(GIVEN INSTRUCTION): Show every line in the records below that contains the word "curve".

= = =

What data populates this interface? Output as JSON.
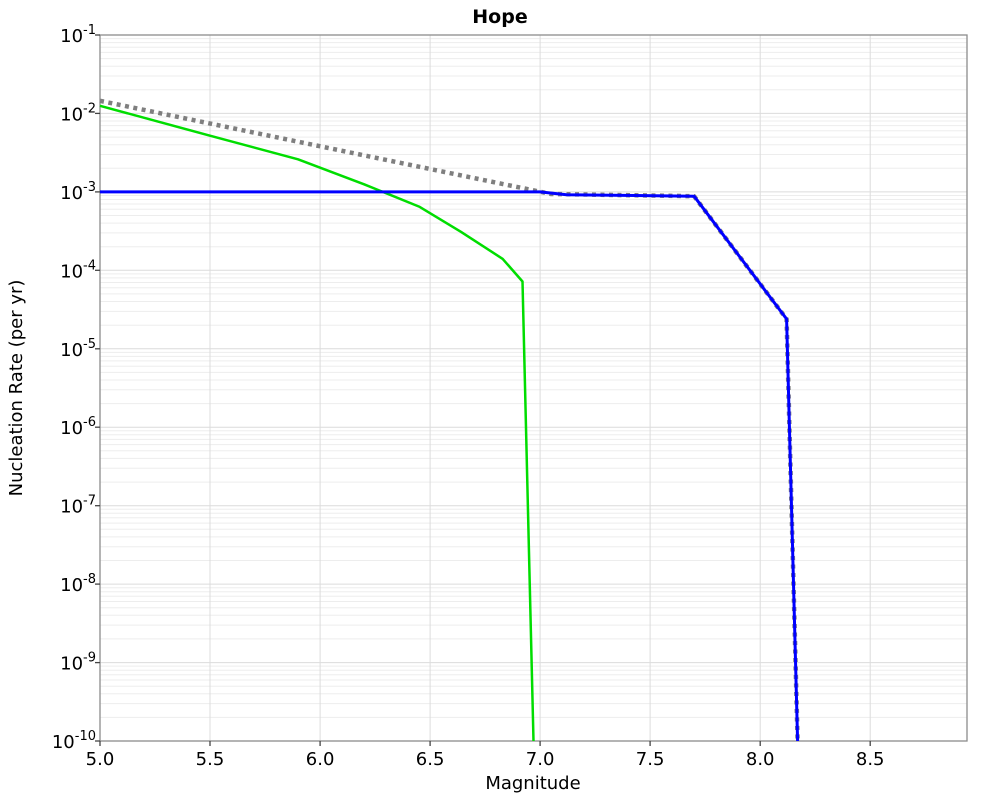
{
  "window": {
    "background": "#ffffff"
  },
  "chart_data": {
    "type": "line",
    "title": "Hope",
    "xlabel": "Magnitude",
    "ylabel": "Nucleation Rate (per yr)",
    "x_scale": "linear",
    "y_scale": "log",
    "xlim": [
      5.0,
      8.94
    ],
    "ylim": [
      1e-10,
      0.1
    ],
    "grid": {
      "on": true,
      "vertical_step": 0.5,
      "horizontal": "log decades with 2-9 minors",
      "minor_color": "#ededed",
      "major_color": "#dcdcdc"
    },
    "frame_color": "#8c8c8c",
    "legend": {
      "visible": false
    },
    "xticks": [
      {
        "value": 5.0,
        "label": "5.0"
      },
      {
        "value": 5.5,
        "label": "5.5"
      },
      {
        "value": 6.0,
        "label": "6.0"
      },
      {
        "value": 6.5,
        "label": "6.5"
      },
      {
        "value": 7.0,
        "label": "7.0"
      },
      {
        "value": 7.5,
        "label": "7.5"
      },
      {
        "value": 8.0,
        "label": "8.0"
      },
      {
        "value": 8.5,
        "label": "8.5"
      }
    ],
    "yticks": [
      {
        "value": 0.1,
        "mantissa": "10",
        "exponent": "-1"
      },
      {
        "value": 0.01,
        "mantissa": "10",
        "exponent": "-2"
      },
      {
        "value": 0.001,
        "mantissa": "10",
        "exponent": "-3"
      },
      {
        "value": 0.0001,
        "mantissa": "10",
        "exponent": "-4"
      },
      {
        "value": 1e-05,
        "mantissa": "10",
        "exponent": "-5"
      },
      {
        "value": 1e-06,
        "mantissa": "10",
        "exponent": "-6"
      },
      {
        "value": 1e-07,
        "mantissa": "10",
        "exponent": "-7"
      },
      {
        "value": 1e-08,
        "mantissa": "10",
        "exponent": "-8"
      },
      {
        "value": 1e-09,
        "mantissa": "10",
        "exponent": "-9"
      },
      {
        "value": 1e-10,
        "mantissa": "10",
        "exponent": "-10"
      }
    ],
    "series": [
      {
        "name": "dotted-reference-curve",
        "color": "#7f7f7f",
        "style": "dotted",
        "width": 4.5,
        "points": [
          [
            5.0,
            0.0145
          ],
          [
            7.05,
            0.00094
          ],
          [
            7.7,
            0.00088
          ],
          [
            8.12,
            2.4e-05
          ],
          [
            8.17,
            1e-10
          ]
        ]
      },
      {
        "name": "green-curve",
        "color": "#00dd00",
        "style": "solid",
        "width": 2.5,
        "points": [
          [
            5.0,
            0.0125
          ],
          [
            5.5,
            0.0052
          ],
          [
            5.9,
            0.0026
          ],
          [
            6.2,
            0.00125
          ],
          [
            6.45,
            0.00065
          ],
          [
            6.64,
            0.00031
          ],
          [
            6.83,
            0.00014
          ],
          [
            6.92,
            7.2e-05
          ],
          [
            6.97,
            1e-10
          ]
        ]
      },
      {
        "name": "blue-curve",
        "color": "#0000ff",
        "style": "solid",
        "width": 3,
        "points": [
          [
            5.0,
            0.001
          ],
          [
            7.0,
            0.001
          ],
          [
            7.12,
            0.00092
          ],
          [
            7.7,
            0.00088
          ],
          [
            8.12,
            2.4e-05
          ],
          [
            8.17,
            1e-10
          ]
        ]
      }
    ]
  }
}
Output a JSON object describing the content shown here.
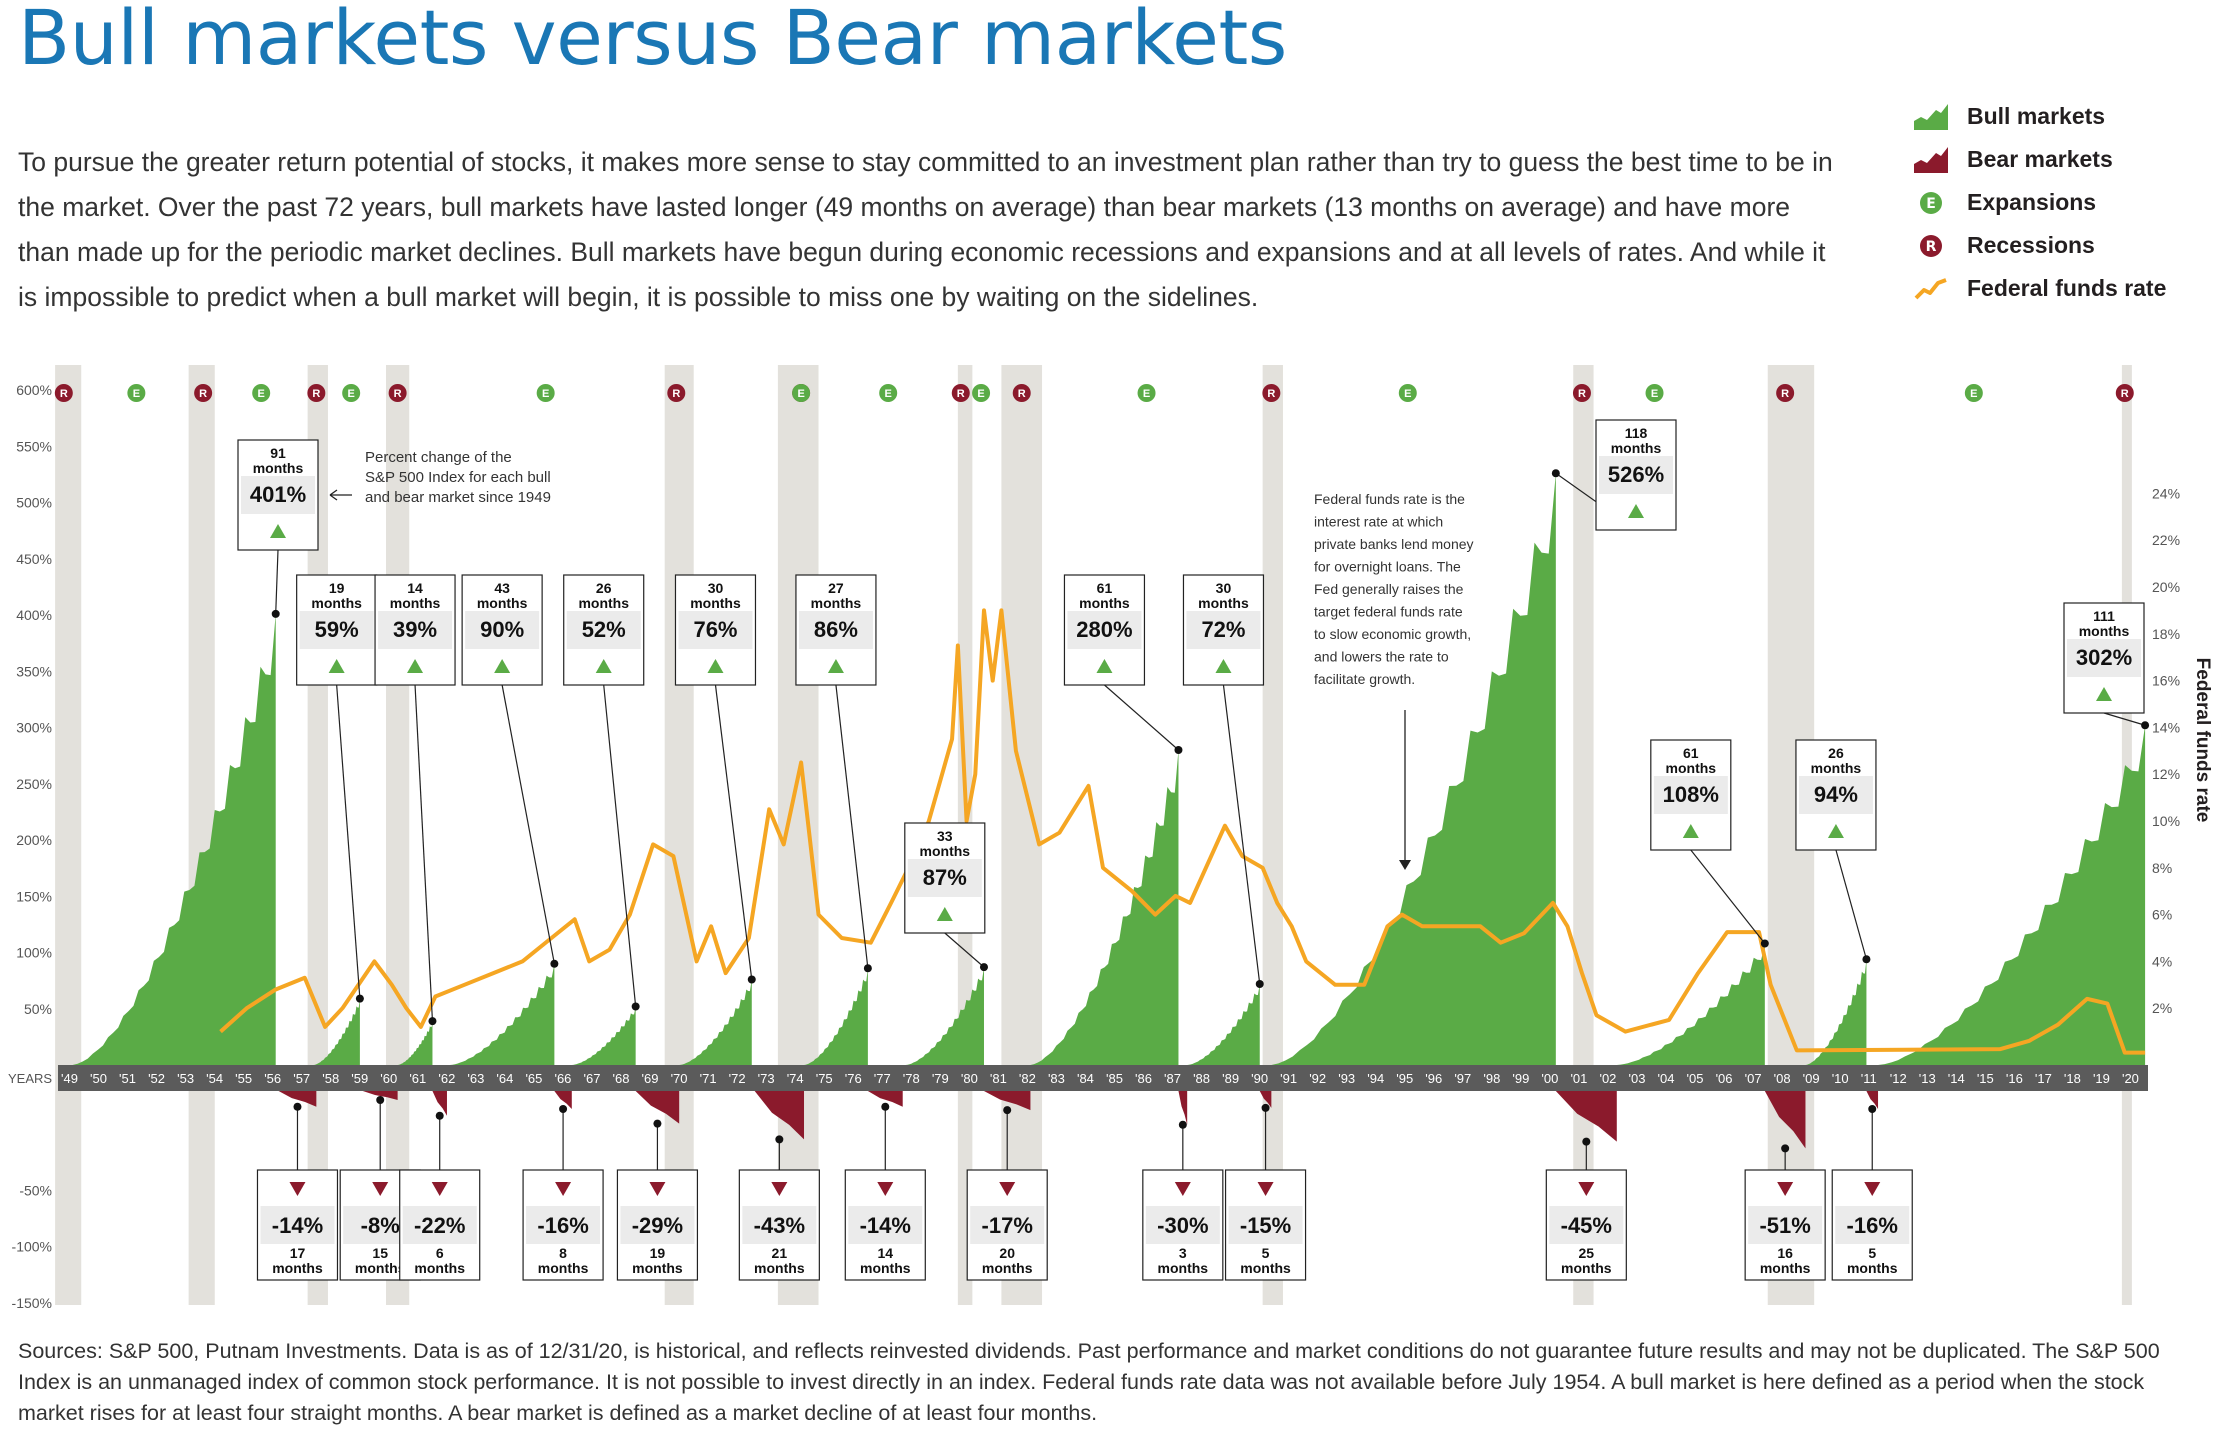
{
  "title": "Bull markets versus Bear markets",
  "intro": "To pursue the greater return potential of stocks, it makes more sense to stay committed to an investment plan rather than try to guess the best time to be in the market. Over the past 72 years, bull markets have lasted longer (49 months on average) than bear markets (13 months on average) and have more than made up for the periodic market declines. Bull markets have begun during economic recessions and expansions and at all levels of rates. And while it is impossible to predict when a bull market will begin, it is possible to miss one by waiting on the sidelines.",
  "legend": [
    {
      "label": "Bull markets",
      "icon": "bull-area-icon",
      "color": "#5aab46"
    },
    {
      "label": "Bear markets",
      "icon": "bear-area-icon",
      "color": "#8b1a2c"
    },
    {
      "label": "Expansions",
      "icon": "expansion-e-icon",
      "color": "#5aab46"
    },
    {
      "label": "Recessions",
      "icon": "recession-r-icon",
      "color": "#8b1a2c"
    },
    {
      "label": "Federal funds rate",
      "icon": "rate-line-icon",
      "color": "#f5a623"
    }
  ],
  "footer": "Sources: S&P 500, Putnam Investments. Data is as of 12/31/20, is historical, and reflects reinvested dividends. Past performance and market conditions do not guarantee future results and may not be duplicated. The S&P 500 Index is an unmanaged index of common stock performance. It is not possible to invest directly in an index. Federal funds rate data was not available before July 1954. A bull market is here defined as a period when the stock market rises for at least four straight months. A bear market is defined as a market decline of at least four months.",
  "chart_data": {
    "type": "area",
    "colors": {
      "bull": "#5aab46",
      "bear": "#8b1a2c",
      "rate": "#f5a623",
      "recession_band": "#e3e1dc",
      "axis_band": "#5b5b5b"
    },
    "left_axis": {
      "ticks": [
        "600%",
        "550%",
        "500%",
        "450%",
        "400%",
        "350%",
        "300%",
        "250%",
        "200%",
        "150%",
        "100%",
        "50%"
      ],
      "negative_ticks": [
        "-50%",
        "-100%",
        "-150%"
      ],
      "ylim": [
        -150,
        600
      ]
    },
    "right_axis": {
      "label": "Federal funds rate",
      "ticks": [
        "24%",
        "22%",
        "20%",
        "18%",
        "16%",
        "14%",
        "12%",
        "10%",
        "8%",
        "6%",
        "4%",
        "2%"
      ],
      "ylim": [
        0,
        24
      ]
    },
    "years_label": "YEARS",
    "years": [
      "'49",
      "'50",
      "'51",
      "'52",
      "'53",
      "'54",
      "'55",
      "'56",
      "'57",
      "'58",
      "'59",
      "'60",
      "'61",
      "'62",
      "'63",
      "'64",
      "'65",
      "'66",
      "'67",
      "'68",
      "'69",
      "'70",
      "'71",
      "'72",
      "'73",
      "'74",
      "'75",
      "'76",
      "'77",
      "'78",
      "'79",
      "'80",
      "'81",
      "'82",
      "'83",
      "'84",
      "'85",
      "'86",
      "'87",
      "'88",
      "'89",
      "'90",
      "'91",
      "'92",
      "'93",
      "'94",
      "'95",
      "'96",
      "'97",
      "'98",
      "'99",
      "'00",
      "'01",
      "'02",
      "'03",
      "'04",
      "'05",
      "'06",
      "'07",
      "'08",
      "'09",
      "'10",
      "'11",
      "'12",
      "'13",
      "'14",
      "'15",
      "'16",
      "'17",
      "'18",
      "'19",
      "'20"
    ],
    "recessions": [
      [
        1948.9,
        1949.8
      ],
      [
        1953.5,
        1954.4
      ],
      [
        1957.6,
        1958.3
      ],
      [
        1960.3,
        1961.1
      ],
      [
        1969.9,
        1970.9
      ],
      [
        1973.8,
        1975.2
      ],
      [
        1980.0,
        1980.5
      ],
      [
        1981.5,
        1982.9
      ],
      [
        1990.5,
        1991.2
      ],
      [
        2001.2,
        2001.9
      ],
      [
        2007.9,
        2009.5
      ],
      [
        2020.1,
        2020.4
      ]
    ],
    "recession_markers": [
      1949.2,
      1954.0,
      1957.9,
      1960.7,
      1970.3,
      1974.6,
      1980.1,
      1982.2,
      1990.8,
      2001.5,
      2008.5,
      2020.2
    ],
    "expansion_markers": [
      1951.7,
      1956.0,
      1959.1,
      1965.8,
      1974.6,
      1977.6,
      1986.5,
      1995.5,
      2004.0,
      2015.0,
      1980.8
    ],
    "bull_markets": [
      {
        "start": 1949.5,
        "end": 1956.5,
        "months": "91 months",
        "gain": "401%",
        "value": 401
      },
      {
        "start": 1957.8,
        "end": 1959.4,
        "months": "19 months",
        "gain": "59%",
        "value": 59
      },
      {
        "start": 1960.7,
        "end": 1961.9,
        "months": "14 months",
        "gain": "39%",
        "value": 39
      },
      {
        "start": 1962.5,
        "end": 1966.1,
        "months": "43 months",
        "gain": "90%",
        "value": 90
      },
      {
        "start": 1966.7,
        "end": 1968.9,
        "months": "26 months",
        "gain": "52%",
        "value": 52
      },
      {
        "start": 1970.4,
        "end": 1972.9,
        "months": "30 months",
        "gain": "76%",
        "value": 76
      },
      {
        "start": 1974.7,
        "end": 1976.9,
        "months": "27 months",
        "gain": "86%",
        "value": 86
      },
      {
        "start": 1978.2,
        "end": 1980.9,
        "months": "33 months",
        "gain": "87%",
        "value": 87
      },
      {
        "start": 1982.5,
        "end": 1987.6,
        "months": "61 months",
        "gain": "280%",
        "value": 280
      },
      {
        "start": 1987.9,
        "end": 1990.4,
        "months": "30 months",
        "gain": "72%",
        "value": 72
      },
      {
        "start": 1990.8,
        "end": 2000.6,
        "months": "118 months",
        "gain": "526%",
        "value": 526
      },
      {
        "start": 2002.7,
        "end": 2007.8,
        "months": "61 months",
        "gain": "108%",
        "value": 108
      },
      {
        "start": 2009.2,
        "end": 2011.3,
        "months": "26 months",
        "gain": "94%",
        "value": 94
      },
      {
        "start": 2011.7,
        "end": 2020.9,
        "months": "111 months",
        "gain": "302%",
        "value": 302
      }
    ],
    "bear_markets": [
      {
        "start": 1956.6,
        "end": 1957.9,
        "months": "17 months",
        "loss": "-14%",
        "value": -14
      },
      {
        "start": 1959.5,
        "end": 1960.7,
        "months": "15 months",
        "loss": "-8%",
        "value": -8
      },
      {
        "start": 1961.9,
        "end": 1962.4,
        "months": "6 months",
        "loss": "-22%",
        "value": -22
      },
      {
        "start": 1966.1,
        "end": 1966.7,
        "months": "8 months",
        "loss": "-16%",
        "value": -16
      },
      {
        "start": 1968.9,
        "end": 1970.4,
        "months": "19 months",
        "loss": "-29%",
        "value": -29
      },
      {
        "start": 1973.0,
        "end": 1974.7,
        "months": "21 months",
        "loss": "-43%",
        "value": -43
      },
      {
        "start": 1976.9,
        "end": 1978.1,
        "months": "14 months",
        "loss": "-14%",
        "value": -14
      },
      {
        "start": 1980.9,
        "end": 1982.5,
        "months": "20 months",
        "loss": "-17%",
        "value": -17
      },
      {
        "start": 1987.6,
        "end": 1987.9,
        "months": "3 months",
        "loss": "-30%",
        "value": -30
      },
      {
        "start": 1990.4,
        "end": 1990.8,
        "months": "5 months",
        "loss": "-15%",
        "value": -15
      },
      {
        "start": 2000.6,
        "end": 2002.7,
        "months": "25 months",
        "loss": "-45%",
        "value": -45
      },
      {
        "start": 2007.8,
        "end": 2009.2,
        "months": "16 months",
        "loss": "-51%",
        "value": -51
      },
      {
        "start": 2011.3,
        "end": 2011.7,
        "months": "5 months",
        "loss": "-16%",
        "value": -16
      }
    ],
    "fed_funds_rate": [
      [
        1954.6,
        1.0
      ],
      [
        1955.5,
        2.0
      ],
      [
        1956.5,
        2.8
      ],
      [
        1957.5,
        3.3
      ],
      [
        1958.2,
        1.2
      ],
      [
        1958.8,
        2.0
      ],
      [
        1959.9,
        4.0
      ],
      [
        1960.5,
        3.0
      ],
      [
        1961.0,
        2.0
      ],
      [
        1961.5,
        1.2
      ],
      [
        1962.0,
        2.5
      ],
      [
        1963.0,
        3.0
      ],
      [
        1964.0,
        3.5
      ],
      [
        1965.0,
        4.0
      ],
      [
        1966.0,
        5.0
      ],
      [
        1966.8,
        5.8
      ],
      [
        1967.3,
        4.0
      ],
      [
        1968.0,
        4.5
      ],
      [
        1968.7,
        6.0
      ],
      [
        1969.5,
        9.0
      ],
      [
        1970.2,
        8.5
      ],
      [
        1971.0,
        4.0
      ],
      [
        1971.5,
        5.5
      ],
      [
        1972.0,
        3.5
      ],
      [
        1972.8,
        5.0
      ],
      [
        1973.5,
        10.5
      ],
      [
        1974.0,
        9.0
      ],
      [
        1974.6,
        12.5
      ],
      [
        1975.2,
        6.0
      ],
      [
        1976.0,
        5.0
      ],
      [
        1977.0,
        4.8
      ],
      [
        1977.7,
        6.5
      ],
      [
        1978.5,
        8.5
      ],
      [
        1979.0,
        10.0
      ],
      [
        1979.8,
        13.5
      ],
      [
        1980.0,
        17.5
      ],
      [
        1980.3,
        10.0
      ],
      [
        1980.6,
        12.0
      ],
      [
        1980.9,
        19.0
      ],
      [
        1981.2,
        16.0
      ],
      [
        1981.5,
        19.0
      ],
      [
        1982.0,
        13.0
      ],
      [
        1982.8,
        9.0
      ],
      [
        1983.5,
        9.5
      ],
      [
        1984.5,
        11.5
      ],
      [
        1985.0,
        8.0
      ],
      [
        1986.0,
        7.0
      ],
      [
        1986.8,
        6.0
      ],
      [
        1987.5,
        6.8
      ],
      [
        1988.0,
        6.5
      ],
      [
        1989.2,
        9.8
      ],
      [
        1989.8,
        8.5
      ],
      [
        1990.5,
        8.0
      ],
      [
        1991.0,
        6.5
      ],
      [
        1991.5,
        5.5
      ],
      [
        1992.0,
        4.0
      ],
      [
        1993.0,
        3.0
      ],
      [
        1994.0,
        3.0
      ],
      [
        1994.8,
        5.5
      ],
      [
        1995.3,
        6.0
      ],
      [
        1996.0,
        5.5
      ],
      [
        1997.0,
        5.5
      ],
      [
        1998.0,
        5.5
      ],
      [
        1998.7,
        4.8
      ],
      [
        1999.5,
        5.2
      ],
      [
        2000.5,
        6.5
      ],
      [
        2001.0,
        5.5
      ],
      [
        2001.5,
        3.5
      ],
      [
        2002.0,
        1.7
      ],
      [
        2003.0,
        1.0
      ],
      [
        2004.5,
        1.5
      ],
      [
        2005.5,
        3.5
      ],
      [
        2006.5,
        5.25
      ],
      [
        2007.6,
        5.25
      ],
      [
        2008.0,
        3.0
      ],
      [
        2008.9,
        0.2
      ],
      [
        2015.9,
        0.25
      ],
      [
        2016.9,
        0.6
      ],
      [
        2017.9,
        1.3
      ],
      [
        2018.9,
        2.4
      ],
      [
        2019.6,
        2.2
      ],
      [
        2020.2,
        0.1
      ],
      [
        2020.9,
        0.1
      ]
    ],
    "annotations": [
      "Percent change of the S&P 500 Index for each bull and bear market since 1949",
      "Federal funds rate is the interest rate at which private banks lend money for overnight loans. The Fed generally raises the target federal funds rate to slow economic growth, and lowers the rate to facilitate growth."
    ]
  }
}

= = =

(SOLUTION TO THIS PROBLEM):
        "name": "dotted-reference-curve",
        "name": "green-curve",
        "name": "blue-curve",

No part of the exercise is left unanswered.